Instructions to follow | Retype each record shown below, leaving every character as it is.

Start The input

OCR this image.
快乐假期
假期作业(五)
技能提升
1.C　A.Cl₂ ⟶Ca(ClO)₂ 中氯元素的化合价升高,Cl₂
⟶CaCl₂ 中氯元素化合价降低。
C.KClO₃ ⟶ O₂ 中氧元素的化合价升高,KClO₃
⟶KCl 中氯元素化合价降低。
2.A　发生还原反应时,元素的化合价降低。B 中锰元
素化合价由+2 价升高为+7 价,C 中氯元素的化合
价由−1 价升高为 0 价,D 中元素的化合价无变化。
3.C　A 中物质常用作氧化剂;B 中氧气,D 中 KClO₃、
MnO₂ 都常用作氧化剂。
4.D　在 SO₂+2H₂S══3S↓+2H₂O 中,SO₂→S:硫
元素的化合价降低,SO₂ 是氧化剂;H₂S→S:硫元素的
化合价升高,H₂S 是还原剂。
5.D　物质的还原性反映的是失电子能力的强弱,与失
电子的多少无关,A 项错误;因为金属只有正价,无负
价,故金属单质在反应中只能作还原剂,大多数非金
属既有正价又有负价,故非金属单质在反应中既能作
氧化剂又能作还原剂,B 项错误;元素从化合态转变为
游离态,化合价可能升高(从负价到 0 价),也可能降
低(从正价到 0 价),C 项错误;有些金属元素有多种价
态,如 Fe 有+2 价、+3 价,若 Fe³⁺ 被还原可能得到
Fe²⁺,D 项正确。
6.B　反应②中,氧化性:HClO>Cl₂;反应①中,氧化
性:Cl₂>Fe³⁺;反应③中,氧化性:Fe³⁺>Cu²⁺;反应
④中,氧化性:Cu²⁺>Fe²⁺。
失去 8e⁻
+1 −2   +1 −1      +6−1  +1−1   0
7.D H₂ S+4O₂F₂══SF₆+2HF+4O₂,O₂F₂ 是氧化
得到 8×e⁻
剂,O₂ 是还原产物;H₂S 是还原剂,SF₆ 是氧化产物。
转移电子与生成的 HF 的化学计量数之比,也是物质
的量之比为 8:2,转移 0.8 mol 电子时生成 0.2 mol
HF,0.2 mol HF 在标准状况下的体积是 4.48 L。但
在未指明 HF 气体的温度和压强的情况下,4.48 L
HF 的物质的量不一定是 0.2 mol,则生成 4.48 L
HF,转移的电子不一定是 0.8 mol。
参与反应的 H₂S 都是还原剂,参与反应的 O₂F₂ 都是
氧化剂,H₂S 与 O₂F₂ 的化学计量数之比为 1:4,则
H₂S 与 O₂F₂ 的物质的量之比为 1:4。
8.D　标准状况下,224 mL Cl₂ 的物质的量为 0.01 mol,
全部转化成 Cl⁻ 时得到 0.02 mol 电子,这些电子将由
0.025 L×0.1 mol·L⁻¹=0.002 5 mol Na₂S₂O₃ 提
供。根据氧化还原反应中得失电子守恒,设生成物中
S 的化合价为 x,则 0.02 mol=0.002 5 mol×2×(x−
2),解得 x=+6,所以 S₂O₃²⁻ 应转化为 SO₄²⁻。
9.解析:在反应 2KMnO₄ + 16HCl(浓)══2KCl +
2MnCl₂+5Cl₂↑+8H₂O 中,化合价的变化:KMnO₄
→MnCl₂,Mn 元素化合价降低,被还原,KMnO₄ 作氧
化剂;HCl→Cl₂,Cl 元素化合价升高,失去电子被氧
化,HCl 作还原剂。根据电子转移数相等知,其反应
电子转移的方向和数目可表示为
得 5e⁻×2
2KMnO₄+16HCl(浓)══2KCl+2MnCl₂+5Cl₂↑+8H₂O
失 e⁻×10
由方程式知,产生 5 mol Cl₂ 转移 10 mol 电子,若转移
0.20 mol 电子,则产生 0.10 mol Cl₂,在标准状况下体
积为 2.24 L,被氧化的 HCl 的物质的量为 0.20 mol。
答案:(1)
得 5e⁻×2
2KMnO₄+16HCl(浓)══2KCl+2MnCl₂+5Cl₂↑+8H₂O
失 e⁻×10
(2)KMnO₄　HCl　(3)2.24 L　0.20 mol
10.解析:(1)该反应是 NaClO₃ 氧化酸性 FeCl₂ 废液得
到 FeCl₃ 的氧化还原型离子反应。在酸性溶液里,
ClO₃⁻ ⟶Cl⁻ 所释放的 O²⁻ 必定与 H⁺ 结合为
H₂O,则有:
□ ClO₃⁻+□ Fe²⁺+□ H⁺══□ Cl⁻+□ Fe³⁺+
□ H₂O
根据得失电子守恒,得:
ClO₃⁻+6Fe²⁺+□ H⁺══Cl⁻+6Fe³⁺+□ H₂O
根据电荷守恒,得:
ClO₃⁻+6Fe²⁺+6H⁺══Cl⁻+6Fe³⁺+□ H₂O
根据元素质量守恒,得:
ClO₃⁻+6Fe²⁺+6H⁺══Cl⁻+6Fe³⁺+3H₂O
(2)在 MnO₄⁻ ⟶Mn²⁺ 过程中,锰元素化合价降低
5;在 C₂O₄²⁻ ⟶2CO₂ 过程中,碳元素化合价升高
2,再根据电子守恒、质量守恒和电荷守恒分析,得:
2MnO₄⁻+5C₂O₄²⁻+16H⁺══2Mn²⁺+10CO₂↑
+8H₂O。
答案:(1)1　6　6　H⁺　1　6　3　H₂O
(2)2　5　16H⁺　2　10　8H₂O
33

End The input

Result below |
OCR this image.
快乐假期
假期作业(五)
技能提升
1.C　A.Cl₂ ⟶Ca(ClO)₂ 中氯元素的化合价升高,Cl₂
⟶CaCl₂ 中氯元素化合价降低。
C.KClO₃ ⟶ O₂ 中氧元素的化合价升高,KClO₃
⟶KCl 中氯元素化合价降低。
2.A　发生还原反应时,元素的化合价降低。B 中锰元
素化合价由+2 价升高为+7 价,C 中氯元素的化合
价由−1 价升高为 0 价,D 中元素的化合价无变化。
3.C　A 中物质常用作氧化剂;B 中氧气,D 中 KClO₃、
MnO₂ 都常用作氧化剂。
4.D　在 SO₂+2H₂S══3S↓+2H₂O 中,SO₂→S:硫
元素的化合价降低,SO₂ 是氧化剂;H₂S→S:硫元素的
化合价升高,H₂S 是还原剂。
5.D　物质的还原性反映的是失电子能力的强弱,与失
电子的多少无关,A 项错误;因为金属只有正价,无负
价,故金属单质在反应中只能作还原剂,大多数非金
属既有正价又有负价,故非金属单质在反应中既能作
氧化剂又能作还原剂,B 项错误;元素从化合态转变为
游离态,化合价可能升高(从负价到 0 价),也可能降
低(从正价到 0 价),C 项错误;有些金属元素有多种价
态,如 Fe 有+2 价、+3 价,若 Fe³⁺ 被还原可能得到
Fe²⁺,D 项正确。
6.B　反应②中,氧化性:HClO>Cl₂;反应①中,氧化
性:Cl₂>Fe³⁺;反应③中,氧化性:Fe³⁺>Cu²⁺;反应
④中,氧化性:Cu²⁺>Fe²⁺。
失去 8e⁻
+1 −2   +1 −1      +6−1  +1−1   0
7.D H₂ S+4O₂F₂══SF₆+2HF+4O₂,O₂F₂ 是氧化
得到 8×e⁻
剂,O₂ 是还原产物;H₂S 是还原剂,SF₆ 是氧化产物。
转移电子与生成的 HF 的化学计量数之比,也是物质
的量之比为 8:2,转移 0.8 mol 电子时生成 0.2 mol
HF,0.2 mol HF 在标准状况下的体积是 4.48 L。但
在未指明 HF 气体的温度和压强的情况下,4.48 L
HF 的物质的量不一定是 0.2 mol,则生成 4.48 L
HF,转移的电子不一定是 0.8 mol。
参与反应的 H₂S 都是还原剂,参与反应的 O₂F₂ 都是
氧化剂,H₂S 与 O₂F₂ 的化学计量数之比为 1:4,则
H₂S 与 O₂F₂ 的物质的量之比为 1:4。
8.D　标准状况下,224 mL Cl₂ 的物质的量为 0.01 mol,
全部转化成 Cl⁻ 时得到 0.02 mol 电子,这些电子将由
0.025 L×0.1 mol·L⁻¹=0.002 5 mol Na₂S₂O₃ 提
供。根据氧化还原反应中得失电子守恒,设生成物中
S 的化合价为 x,则 0.02 mol=0.002 5 mol×2×(x−
2),解得 x=+6,所以 S₂O₃²⁻ 应转化为 SO₄²⁻。
9.解析:在反应 2KMnO₄ + 16HCl(浓)══2KCl +
2MnCl₂+5Cl₂↑+8H₂O 中,化合价的变化:KMnO₄
→MnCl₂,Mn 元素化合价降低,被还原,KMnO₄ 作氧
化剂;HCl→Cl₂,Cl 元素化合价升高,失去电子被氧
化,HCl 作还原剂。根据电子转移数相等知,其反应
电子转移的方向和数目可表示为
得 5e⁻×2
2KMnO₄+16HCl(浓)══2KCl+2MnCl₂+5Cl₂↑+8H₂O
失 e⁻×10
由方程式知,产生 5 mol Cl₂ 转移 10 mol 电子,若转移
0.20 mol 电子,则产生 0.10 mol Cl₂,在标准状况下体
积为 2.24 L,被氧化的 HCl 的物质的量为 0.20 mol。
答案:(1)
得 5e⁻×2
2KMnO₄+16HCl(浓)══2KCl+2MnCl₂+5Cl₂↑+8H₂O
失 e⁻×10
(2)KMnO₄　HCl　(3)2.24 L　0.20 mol
10.解析:(1)该反应是 NaClO₃ 氧化酸性 FeCl₂ 废液得
到 FeCl₃ 的氧化还原型离子反应。在酸性溶液里,
ClO₃⁻ ⟶Cl⁻ 所释放的 O²⁻ 必定与 H⁺ 结合为
H₂O,则有:
□ ClO₃⁻+□ Fe²⁺+□ H⁺══□ Cl⁻+□ Fe³⁺+
□ H₂O
根据得失电子守恒,得:
ClO₃⁻+6Fe²⁺+□ H⁺══Cl⁻+6Fe³⁺+□ H₂O
根据电荷守恒,得:
ClO₃⁻+6Fe²⁺+6H⁺══Cl⁻+6Fe³⁺+□ H₂O
根据元素质量守恒,得:
ClO₃⁻+6Fe²⁺+6H⁺══Cl⁻+6Fe³⁺+3H₂O
(2)在 MnO₄⁻ ⟶Mn²⁺ 过程中,锰元素化合价降低
5;在 C₂O₄²⁻ ⟶2CO₂ 过程中,碳元素化合价升高
2,再根据电子守恒、质量守恒和电荷守恒分析,得:
2MnO₄⁻+5C₂O₄²⁻+16H⁺══2Mn²⁺+10CO₂↑
+8H₂O。
答案:(1)1　6　6　H⁺　1　6　3　H₂O
(2)2　5　16H⁺　2　10　8H₂O
33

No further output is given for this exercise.